- [THE REQUEST] Review the listing and copy each line that holds the word "Lieut".
+++ RECORDS PROVIDED
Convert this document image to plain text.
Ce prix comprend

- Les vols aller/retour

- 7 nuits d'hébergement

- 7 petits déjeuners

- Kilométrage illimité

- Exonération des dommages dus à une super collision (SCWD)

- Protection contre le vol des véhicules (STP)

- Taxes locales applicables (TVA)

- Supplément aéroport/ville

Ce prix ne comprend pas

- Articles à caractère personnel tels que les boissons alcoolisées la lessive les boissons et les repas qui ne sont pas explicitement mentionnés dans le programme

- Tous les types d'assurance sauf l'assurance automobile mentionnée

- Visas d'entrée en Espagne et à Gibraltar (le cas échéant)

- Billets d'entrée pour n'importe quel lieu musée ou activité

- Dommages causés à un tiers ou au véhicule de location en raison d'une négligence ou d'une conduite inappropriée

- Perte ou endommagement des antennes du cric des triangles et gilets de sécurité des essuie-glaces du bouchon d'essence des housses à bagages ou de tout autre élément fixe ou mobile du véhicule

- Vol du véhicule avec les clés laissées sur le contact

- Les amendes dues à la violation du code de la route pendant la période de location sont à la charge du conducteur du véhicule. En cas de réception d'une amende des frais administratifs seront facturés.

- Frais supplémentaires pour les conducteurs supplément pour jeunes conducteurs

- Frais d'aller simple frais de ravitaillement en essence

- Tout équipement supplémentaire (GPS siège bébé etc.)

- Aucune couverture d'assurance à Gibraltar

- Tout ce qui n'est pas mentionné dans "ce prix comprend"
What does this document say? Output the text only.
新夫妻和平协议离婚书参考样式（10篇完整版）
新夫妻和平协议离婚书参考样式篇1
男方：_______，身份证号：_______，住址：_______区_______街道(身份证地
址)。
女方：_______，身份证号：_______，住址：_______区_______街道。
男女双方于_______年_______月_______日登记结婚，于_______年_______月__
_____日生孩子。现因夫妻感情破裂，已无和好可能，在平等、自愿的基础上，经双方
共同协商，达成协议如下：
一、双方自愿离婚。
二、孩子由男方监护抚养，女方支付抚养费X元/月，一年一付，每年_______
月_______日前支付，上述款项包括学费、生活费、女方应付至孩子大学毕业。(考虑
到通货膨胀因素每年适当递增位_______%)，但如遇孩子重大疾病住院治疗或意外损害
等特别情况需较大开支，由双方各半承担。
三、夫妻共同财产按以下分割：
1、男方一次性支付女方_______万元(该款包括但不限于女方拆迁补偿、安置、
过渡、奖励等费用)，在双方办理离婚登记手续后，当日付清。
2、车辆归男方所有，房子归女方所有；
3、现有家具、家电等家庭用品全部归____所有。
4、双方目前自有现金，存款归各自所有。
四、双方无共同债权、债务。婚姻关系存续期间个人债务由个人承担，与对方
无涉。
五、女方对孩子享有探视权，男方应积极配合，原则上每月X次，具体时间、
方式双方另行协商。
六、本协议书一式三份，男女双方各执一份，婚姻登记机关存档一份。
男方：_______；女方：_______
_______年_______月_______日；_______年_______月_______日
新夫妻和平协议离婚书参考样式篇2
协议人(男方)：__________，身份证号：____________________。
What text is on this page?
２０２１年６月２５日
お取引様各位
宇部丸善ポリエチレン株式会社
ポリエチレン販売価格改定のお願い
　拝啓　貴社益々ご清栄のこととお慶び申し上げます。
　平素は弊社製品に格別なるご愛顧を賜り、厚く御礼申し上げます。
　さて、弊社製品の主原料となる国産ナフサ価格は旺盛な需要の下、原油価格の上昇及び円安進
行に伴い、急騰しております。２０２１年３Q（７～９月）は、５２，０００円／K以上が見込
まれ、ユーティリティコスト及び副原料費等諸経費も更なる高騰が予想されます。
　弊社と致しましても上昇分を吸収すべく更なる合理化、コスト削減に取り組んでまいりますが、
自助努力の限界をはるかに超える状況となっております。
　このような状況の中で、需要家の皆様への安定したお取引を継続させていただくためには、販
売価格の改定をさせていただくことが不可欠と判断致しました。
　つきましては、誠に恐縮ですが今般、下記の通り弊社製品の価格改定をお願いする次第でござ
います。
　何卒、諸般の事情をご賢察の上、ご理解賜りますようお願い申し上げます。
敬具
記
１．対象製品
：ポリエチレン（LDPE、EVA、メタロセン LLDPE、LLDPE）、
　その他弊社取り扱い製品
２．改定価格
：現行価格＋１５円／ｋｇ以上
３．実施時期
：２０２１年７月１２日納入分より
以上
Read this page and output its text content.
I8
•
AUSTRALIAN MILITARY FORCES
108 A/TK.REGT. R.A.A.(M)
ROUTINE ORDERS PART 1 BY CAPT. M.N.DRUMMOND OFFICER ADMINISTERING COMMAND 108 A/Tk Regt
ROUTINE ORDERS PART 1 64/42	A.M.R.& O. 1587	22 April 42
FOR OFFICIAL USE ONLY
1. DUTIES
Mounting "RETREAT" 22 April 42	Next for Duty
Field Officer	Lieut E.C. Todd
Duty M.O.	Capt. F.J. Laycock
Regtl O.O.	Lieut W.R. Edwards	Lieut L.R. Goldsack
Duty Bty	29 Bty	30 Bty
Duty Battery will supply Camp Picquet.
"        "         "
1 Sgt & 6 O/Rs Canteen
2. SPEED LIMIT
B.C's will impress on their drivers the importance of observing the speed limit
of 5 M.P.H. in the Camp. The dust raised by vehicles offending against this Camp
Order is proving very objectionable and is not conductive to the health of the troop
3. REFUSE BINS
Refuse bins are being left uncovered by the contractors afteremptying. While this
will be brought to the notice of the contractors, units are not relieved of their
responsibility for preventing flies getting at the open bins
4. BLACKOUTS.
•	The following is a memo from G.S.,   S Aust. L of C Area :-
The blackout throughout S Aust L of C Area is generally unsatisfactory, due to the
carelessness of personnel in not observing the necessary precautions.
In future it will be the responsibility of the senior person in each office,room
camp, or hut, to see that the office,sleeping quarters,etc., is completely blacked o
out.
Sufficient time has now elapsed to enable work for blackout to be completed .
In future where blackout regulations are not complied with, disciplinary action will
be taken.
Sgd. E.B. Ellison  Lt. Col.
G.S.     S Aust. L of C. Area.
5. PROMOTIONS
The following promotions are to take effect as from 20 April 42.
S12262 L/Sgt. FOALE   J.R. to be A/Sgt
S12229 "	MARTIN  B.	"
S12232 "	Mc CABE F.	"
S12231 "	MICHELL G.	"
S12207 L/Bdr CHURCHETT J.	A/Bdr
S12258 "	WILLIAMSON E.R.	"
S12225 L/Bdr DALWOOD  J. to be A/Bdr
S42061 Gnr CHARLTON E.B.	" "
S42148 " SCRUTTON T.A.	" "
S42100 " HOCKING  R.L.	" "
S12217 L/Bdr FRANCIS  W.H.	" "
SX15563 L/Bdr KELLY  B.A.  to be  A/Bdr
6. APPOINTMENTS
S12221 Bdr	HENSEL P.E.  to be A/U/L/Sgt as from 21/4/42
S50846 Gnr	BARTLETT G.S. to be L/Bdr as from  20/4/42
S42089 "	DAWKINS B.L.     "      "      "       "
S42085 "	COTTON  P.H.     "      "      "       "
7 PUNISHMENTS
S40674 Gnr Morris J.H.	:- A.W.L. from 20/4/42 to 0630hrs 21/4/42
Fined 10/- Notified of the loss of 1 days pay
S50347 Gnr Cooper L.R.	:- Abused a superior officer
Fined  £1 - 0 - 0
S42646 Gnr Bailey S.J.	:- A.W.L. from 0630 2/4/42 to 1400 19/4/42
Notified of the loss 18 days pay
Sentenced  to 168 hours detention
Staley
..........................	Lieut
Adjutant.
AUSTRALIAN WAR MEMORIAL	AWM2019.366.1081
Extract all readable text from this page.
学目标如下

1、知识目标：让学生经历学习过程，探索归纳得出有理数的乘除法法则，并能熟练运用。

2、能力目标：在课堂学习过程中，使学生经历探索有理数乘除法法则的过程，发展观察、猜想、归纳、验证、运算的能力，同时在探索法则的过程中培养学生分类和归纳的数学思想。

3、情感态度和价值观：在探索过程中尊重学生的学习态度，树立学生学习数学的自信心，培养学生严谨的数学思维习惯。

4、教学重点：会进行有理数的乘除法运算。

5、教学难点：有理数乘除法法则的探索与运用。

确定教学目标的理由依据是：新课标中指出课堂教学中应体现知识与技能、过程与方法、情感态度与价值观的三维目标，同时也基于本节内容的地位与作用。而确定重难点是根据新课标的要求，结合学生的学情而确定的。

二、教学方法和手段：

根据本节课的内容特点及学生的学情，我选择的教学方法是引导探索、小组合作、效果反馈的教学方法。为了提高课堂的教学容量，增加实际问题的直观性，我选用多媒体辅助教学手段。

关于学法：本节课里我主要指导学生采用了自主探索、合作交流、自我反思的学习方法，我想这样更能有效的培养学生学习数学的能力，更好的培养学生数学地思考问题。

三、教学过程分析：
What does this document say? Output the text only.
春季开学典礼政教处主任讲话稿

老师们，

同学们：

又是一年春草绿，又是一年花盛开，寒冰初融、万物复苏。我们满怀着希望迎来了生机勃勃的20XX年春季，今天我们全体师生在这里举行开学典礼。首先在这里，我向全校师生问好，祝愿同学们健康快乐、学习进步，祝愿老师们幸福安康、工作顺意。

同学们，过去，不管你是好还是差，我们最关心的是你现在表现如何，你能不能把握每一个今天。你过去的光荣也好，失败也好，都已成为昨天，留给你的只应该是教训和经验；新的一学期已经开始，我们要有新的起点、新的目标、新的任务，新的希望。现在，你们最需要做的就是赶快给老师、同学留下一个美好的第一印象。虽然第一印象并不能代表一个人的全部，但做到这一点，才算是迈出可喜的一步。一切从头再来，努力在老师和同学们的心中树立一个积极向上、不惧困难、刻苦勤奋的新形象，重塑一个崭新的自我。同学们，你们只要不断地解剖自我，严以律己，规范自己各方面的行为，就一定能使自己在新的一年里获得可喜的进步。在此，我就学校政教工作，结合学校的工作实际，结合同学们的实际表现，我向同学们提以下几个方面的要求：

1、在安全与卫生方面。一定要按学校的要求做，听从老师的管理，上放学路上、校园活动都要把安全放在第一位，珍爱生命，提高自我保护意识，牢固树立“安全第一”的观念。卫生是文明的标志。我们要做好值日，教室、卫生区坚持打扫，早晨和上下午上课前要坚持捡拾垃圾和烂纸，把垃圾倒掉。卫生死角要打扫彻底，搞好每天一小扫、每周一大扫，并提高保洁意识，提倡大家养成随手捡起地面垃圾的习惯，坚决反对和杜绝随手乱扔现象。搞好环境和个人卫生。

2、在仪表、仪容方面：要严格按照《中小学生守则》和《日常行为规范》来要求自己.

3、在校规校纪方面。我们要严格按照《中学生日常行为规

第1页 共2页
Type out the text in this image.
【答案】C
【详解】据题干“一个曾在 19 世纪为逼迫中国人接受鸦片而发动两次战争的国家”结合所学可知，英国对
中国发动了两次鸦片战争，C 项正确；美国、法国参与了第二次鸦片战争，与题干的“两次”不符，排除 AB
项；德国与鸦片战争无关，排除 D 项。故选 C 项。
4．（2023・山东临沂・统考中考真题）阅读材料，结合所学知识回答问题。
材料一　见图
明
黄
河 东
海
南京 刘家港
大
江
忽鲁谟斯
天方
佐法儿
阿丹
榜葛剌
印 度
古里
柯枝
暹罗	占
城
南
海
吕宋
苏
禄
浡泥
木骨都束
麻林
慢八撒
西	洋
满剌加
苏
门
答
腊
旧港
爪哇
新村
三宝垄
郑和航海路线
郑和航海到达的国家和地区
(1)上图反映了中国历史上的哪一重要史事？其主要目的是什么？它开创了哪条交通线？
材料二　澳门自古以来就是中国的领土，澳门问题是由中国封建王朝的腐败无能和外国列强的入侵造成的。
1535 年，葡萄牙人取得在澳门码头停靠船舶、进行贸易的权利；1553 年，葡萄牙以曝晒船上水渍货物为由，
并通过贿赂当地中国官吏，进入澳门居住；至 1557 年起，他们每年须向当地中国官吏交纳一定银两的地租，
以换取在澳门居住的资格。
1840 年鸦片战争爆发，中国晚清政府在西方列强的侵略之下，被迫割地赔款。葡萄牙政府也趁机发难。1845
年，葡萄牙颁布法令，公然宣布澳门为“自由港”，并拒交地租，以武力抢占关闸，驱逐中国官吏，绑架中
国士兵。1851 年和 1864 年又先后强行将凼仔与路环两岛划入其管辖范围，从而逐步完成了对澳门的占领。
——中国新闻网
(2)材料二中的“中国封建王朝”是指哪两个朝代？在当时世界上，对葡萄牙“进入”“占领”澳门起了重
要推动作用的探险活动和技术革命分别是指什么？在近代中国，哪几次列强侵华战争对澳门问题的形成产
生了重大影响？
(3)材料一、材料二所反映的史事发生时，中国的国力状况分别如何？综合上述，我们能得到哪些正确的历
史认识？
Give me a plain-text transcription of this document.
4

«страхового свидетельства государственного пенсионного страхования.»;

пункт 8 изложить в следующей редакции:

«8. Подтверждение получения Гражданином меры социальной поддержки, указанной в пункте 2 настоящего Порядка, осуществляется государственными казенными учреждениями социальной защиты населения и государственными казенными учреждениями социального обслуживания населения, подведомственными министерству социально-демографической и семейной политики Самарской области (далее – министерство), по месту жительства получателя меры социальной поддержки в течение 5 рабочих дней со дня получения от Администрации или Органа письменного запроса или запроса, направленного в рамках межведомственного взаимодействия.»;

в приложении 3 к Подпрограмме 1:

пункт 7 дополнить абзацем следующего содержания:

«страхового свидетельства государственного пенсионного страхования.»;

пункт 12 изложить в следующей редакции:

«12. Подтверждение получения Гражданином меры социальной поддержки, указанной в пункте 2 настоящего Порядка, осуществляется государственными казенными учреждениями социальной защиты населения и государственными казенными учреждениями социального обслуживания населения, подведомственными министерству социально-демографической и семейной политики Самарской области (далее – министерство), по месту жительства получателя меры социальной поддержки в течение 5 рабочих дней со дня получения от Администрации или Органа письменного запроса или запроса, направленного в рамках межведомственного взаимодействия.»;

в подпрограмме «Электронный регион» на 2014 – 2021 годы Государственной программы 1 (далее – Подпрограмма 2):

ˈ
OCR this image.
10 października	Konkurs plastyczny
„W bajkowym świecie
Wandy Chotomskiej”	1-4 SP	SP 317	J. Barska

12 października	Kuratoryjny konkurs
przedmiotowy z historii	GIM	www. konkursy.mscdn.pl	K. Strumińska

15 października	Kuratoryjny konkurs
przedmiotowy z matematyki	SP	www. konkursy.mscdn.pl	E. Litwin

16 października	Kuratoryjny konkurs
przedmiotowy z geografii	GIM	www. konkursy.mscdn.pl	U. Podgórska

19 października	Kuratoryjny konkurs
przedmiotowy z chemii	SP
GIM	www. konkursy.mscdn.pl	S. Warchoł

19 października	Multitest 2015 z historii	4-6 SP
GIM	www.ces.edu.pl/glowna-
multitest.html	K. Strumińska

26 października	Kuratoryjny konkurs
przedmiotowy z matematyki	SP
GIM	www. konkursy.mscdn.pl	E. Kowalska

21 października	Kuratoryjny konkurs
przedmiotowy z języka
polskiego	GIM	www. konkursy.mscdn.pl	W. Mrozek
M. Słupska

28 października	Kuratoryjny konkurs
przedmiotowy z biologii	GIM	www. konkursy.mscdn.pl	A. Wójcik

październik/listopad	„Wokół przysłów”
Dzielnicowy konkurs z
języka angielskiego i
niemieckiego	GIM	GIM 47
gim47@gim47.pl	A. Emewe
++++++
- [RESULT OF THE TASK]
Field Officer	Lieut E.C. Todd
Regtl O.O.	Lieut W.R. Edwards	Lieut L.R. Goldsack
..........................	Lieut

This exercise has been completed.